# [GIVEN REQUEST]
Report back each line of the records that contains the string "JSON".

* begin DATA ROWS *

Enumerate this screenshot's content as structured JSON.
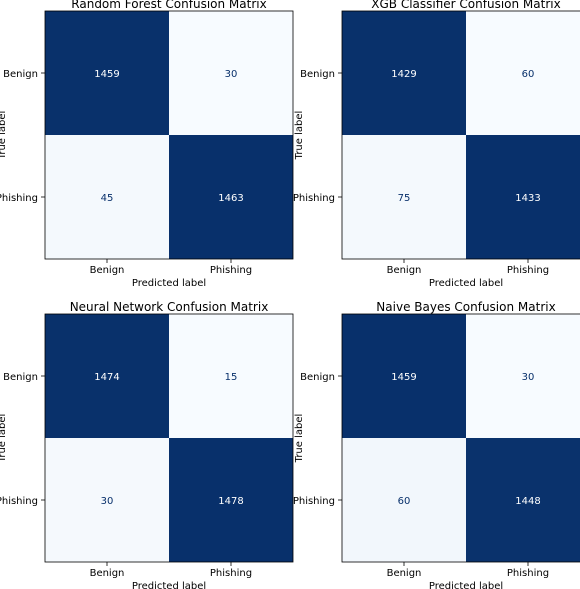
{
  "chart_data": [
    {
      "type": "heatmap",
      "title": "Random Forest Confusion Matrix",
      "xlabel": "Predicted label",
      "ylabel": "True label",
      "x_categories": [
        "Benign",
        "Phishing"
      ],
      "y_categories": [
        "Benign",
        "Phishing"
      ],
      "values": [
        [
          1459,
          30
        ],
        [
          45,
          1463
        ]
      ],
      "colormap": "Blues"
    },
    {
      "type": "heatmap",
      "title": "XGB Classifier Confusion Matrix",
      "xlabel": "Predicted label",
      "ylabel": "True label",
      "x_categories": [
        "Benign",
        "Phishing"
      ],
      "y_categories": [
        "Benign",
        "Phishing"
      ],
      "values": [
        [
          1429,
          60
        ],
        [
          75,
          1433
        ]
      ],
      "colormap": "Blues"
    },
    {
      "type": "heatmap",
      "title": "Neural Network Confusion Matrix",
      "xlabel": "Predicted label",
      "ylabel": "True label",
      "x_categories": [
        "Benign",
        "Phishing"
      ],
      "y_categories": [
        "Benign",
        "Phishing"
      ],
      "values": [
        [
          1474,
          15
        ],
        [
          30,
          1478
        ]
      ],
      "colormap": "Blues"
    },
    {
      "type": "heatmap",
      "title": "Naive Bayes Confusion Matrix",
      "xlabel": "Predicted label",
      "ylabel": "True label",
      "x_categories": [
        "Benign",
        "Phishing"
      ],
      "y_categories": [
        "Benign",
        "Phishing"
      ],
      "values": [
        [
          1459,
          30
        ],
        [
          60,
          1448
        ]
      ],
      "colormap": "Blues"
    }
  ],
  "colors": {
    "high": "#08306b",
    "low": "#f7fbff",
    "text_on_dark": "#ffffff",
    "text_on_light": "#08306b"
  }
}
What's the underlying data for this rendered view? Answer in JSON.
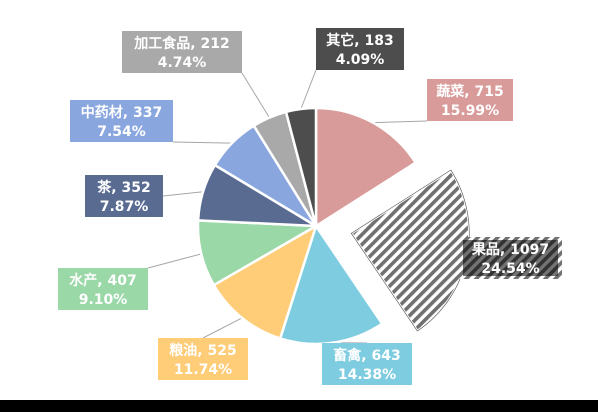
{
  "chart_data": {
    "type": "pie",
    "title": "",
    "legend": "none",
    "slices": [
      {
        "name": "蔬菜",
        "value": 715,
        "percent": "15.99%",
        "color": "#D99A9A",
        "label_text": "#ffffff"
      },
      {
        "name": "果品",
        "value": 1097,
        "percent": "24.54%",
        "color": "#7F7F7F",
        "pattern": "diagonal-hatch",
        "exploded": true,
        "label_text": "#ffffff"
      },
      {
        "name": "畜禽",
        "value": 643,
        "percent": "14.38%",
        "color": "#7ECCE0",
        "label_text": "#ffffff"
      },
      {
        "name": "粮油",
        "value": 525,
        "percent": "11.74%",
        "color": "#FFCC77",
        "label_text": "#ffffff"
      },
      {
        "name": "水产",
        "value": 407,
        "percent": "9.10%",
        "color": "#9AD8A8",
        "label_text": "#ffffff"
      },
      {
        "name": "茶",
        "value": 352,
        "percent": "7.87%",
        "color": "#5A6B92",
        "label_text": "#ffffff"
      },
      {
        "name": "中药材",
        "value": 337,
        "percent": "7.54%",
        "color": "#8AA6DF",
        "label_text": "#ffffff"
      },
      {
        "name": "加工食品",
        "value": 212,
        "percent": "4.74%",
        "color": "#A9A9A9",
        "label_text": "#ffffff"
      },
      {
        "name": "其它",
        "value": 183,
        "percent": "4.09%",
        "color": "#4D4D4D",
        "label_text": "#ffffff"
      }
    ]
  }
}
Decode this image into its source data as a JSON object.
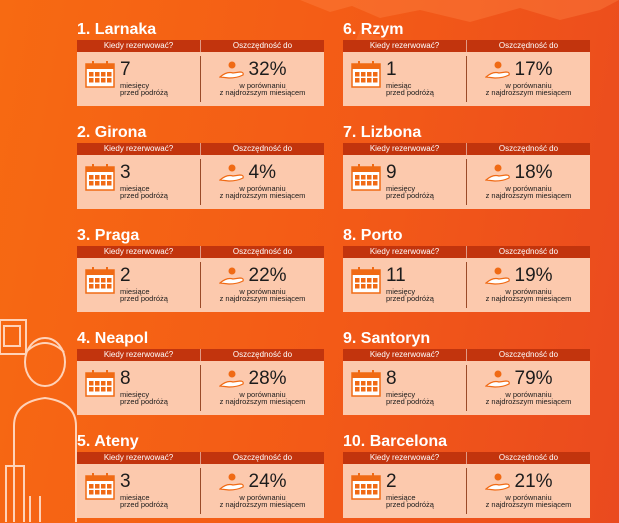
{
  "header_when": "Kiedy rezerwować?",
  "header_saving": "Oszczędność do",
  "compare_line1": "w porównaniu",
  "compare_line2": "z najdroższym miesiącem",
  "colors": {
    "bg": "#f76a12",
    "header": "#c2340d",
    "panel": "#fcc9ad",
    "icon": "#f06a14"
  },
  "cities": [
    {
      "title": "1. Larnaka",
      "months": "7",
      "unit1": "miesięcy",
      "unit2": "przed podróżą",
      "saving": "32%"
    },
    {
      "title": "2. Girona",
      "months": "3",
      "unit1": "miesiące",
      "unit2": "przed podróżą",
      "saving": "4%"
    },
    {
      "title": "3. Praga",
      "months": "2",
      "unit1": "miesiące",
      "unit2": "przed podróżą",
      "saving": "22%"
    },
    {
      "title": "4. Neapol",
      "months": "8",
      "unit1": "miesięcy",
      "unit2": "przed podróżą",
      "saving": "28%"
    },
    {
      "title": "5. Ateny",
      "months": "3",
      "unit1": "miesiące",
      "unit2": "przed podróżą",
      "saving": "24%"
    },
    {
      "title": "6. Rzym",
      "months": "1",
      "unit1": "miesiąc",
      "unit2": "przed podróżą",
      "saving": "17%"
    },
    {
      "title": "7. Lizbona",
      "months": "9",
      "unit1": "miesięcy",
      "unit2": "przed podróżą",
      "saving": "18%"
    },
    {
      "title": "8. Porto",
      "months": "11",
      "unit1": "miesięcy",
      "unit2": "przed podróżą",
      "saving": "19%"
    },
    {
      "title": "9. Santoryn",
      "months": "8",
      "unit1": "miesięcy",
      "unit2": "przed podróżą",
      "saving": "79%"
    },
    {
      "title": "10. Barcelona",
      "months": "2",
      "unit1": "miesiące",
      "unit2": "przed podróżą",
      "saving": "21%"
    }
  ]
}
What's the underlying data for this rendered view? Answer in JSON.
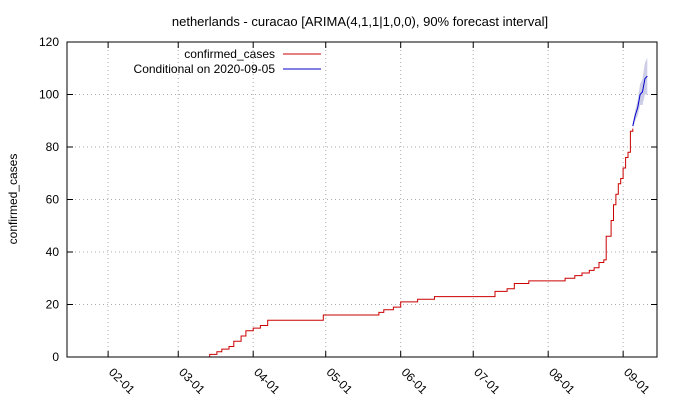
{
  "chart_data": {
    "type": "line",
    "title": "netherlands - curacao [ARIMA(4,1,1|1,0,0), 90% forecast interval]",
    "xlabel": "",
    "ylabel": "confirmed_cases",
    "ylim": [
      0,
      120
    ],
    "y_ticks": [
      "0",
      "20",
      "40",
      "60",
      "80",
      "100",
      "120"
    ],
    "y_tick_values": [
      0,
      20,
      40,
      60,
      80,
      100,
      120
    ],
    "x_ticks": [
      "02-01",
      "03-01",
      "04-01",
      "05-01",
      "06-01",
      "07-01",
      "08-01",
      "09-01"
    ],
    "x_tick_dates": [
      "2020-02-01",
      "2020-03-01",
      "2020-04-01",
      "2020-05-01",
      "2020-06-01",
      "2020-07-01",
      "2020-08-01",
      "2020-09-01"
    ],
    "xlim": [
      "2020-01-15",
      "2020-09-15"
    ],
    "grid": true,
    "legend_position": "top-left",
    "series": [
      {
        "name": "confirmed_cases",
        "color": "#cc0000",
        "points": [
          [
            "2020-03-13",
            0
          ],
          [
            "2020-03-14",
            1
          ],
          [
            "2020-03-17",
            2
          ],
          [
            "2020-03-19",
            3
          ],
          [
            "2020-03-22",
            4
          ],
          [
            "2020-03-24",
            6
          ],
          [
            "2020-03-27",
            8
          ],
          [
            "2020-03-29",
            10
          ],
          [
            "2020-04-01",
            11
          ],
          [
            "2020-04-04",
            12
          ],
          [
            "2020-04-07",
            14
          ],
          [
            "2020-04-30",
            16
          ],
          [
            "2020-05-20",
            16
          ],
          [
            "2020-05-23",
            17
          ],
          [
            "2020-05-25",
            18
          ],
          [
            "2020-05-29",
            19
          ],
          [
            "2020-06-01",
            21
          ],
          [
            "2020-06-08",
            22
          ],
          [
            "2020-06-15",
            23
          ],
          [
            "2020-07-08",
            23
          ],
          [
            "2020-07-10",
            25
          ],
          [
            "2020-07-15",
            26
          ],
          [
            "2020-07-18",
            28
          ],
          [
            "2020-07-24",
            29
          ],
          [
            "2020-08-05",
            29
          ],
          [
            "2020-08-08",
            30
          ],
          [
            "2020-08-12",
            31
          ],
          [
            "2020-08-15",
            32
          ],
          [
            "2020-08-18",
            33
          ],
          [
            "2020-08-20",
            34
          ],
          [
            "2020-08-22",
            36
          ],
          [
            "2020-08-24",
            37
          ],
          [
            "2020-08-25",
            46
          ],
          [
            "2020-08-27",
            52
          ],
          [
            "2020-08-28",
            58
          ],
          [
            "2020-08-29",
            62
          ],
          [
            "2020-08-30",
            66
          ],
          [
            "2020-08-31",
            68
          ],
          [
            "2020-09-01",
            72
          ],
          [
            "2020-09-02",
            76
          ],
          [
            "2020-09-03",
            78
          ],
          [
            "2020-09-04",
            86
          ],
          [
            "2020-09-05",
            87
          ]
        ]
      },
      {
        "name": "Conditional on 2020-09-05",
        "color": "#0000cc",
        "band_color": "#c8c8e6",
        "points": [
          [
            "2020-09-05",
            88
          ],
          [
            "2020-09-06",
            92
          ],
          [
            "2020-09-07",
            95
          ],
          [
            "2020-09-08",
            100
          ],
          [
            "2020-09-09",
            101
          ],
          [
            "2020-09-10",
            106
          ],
          [
            "2020-09-11",
            107
          ]
        ],
        "lower": [
          87,
          90,
          92,
          96,
          96,
          100,
          100
        ],
        "upper": [
          89,
          94,
          98,
          104,
          106,
          112,
          114
        ]
      }
    ]
  }
}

* end DATA ROWS *

# [IN RESPONSE]
Enumerate this screenshot's content as structured JSON.
What's the underlying data for this rendered view? Answer in JSON.
Decode this image into its source data as a JSON object.
What's the underlying data for this rendered view? Answer in JSON.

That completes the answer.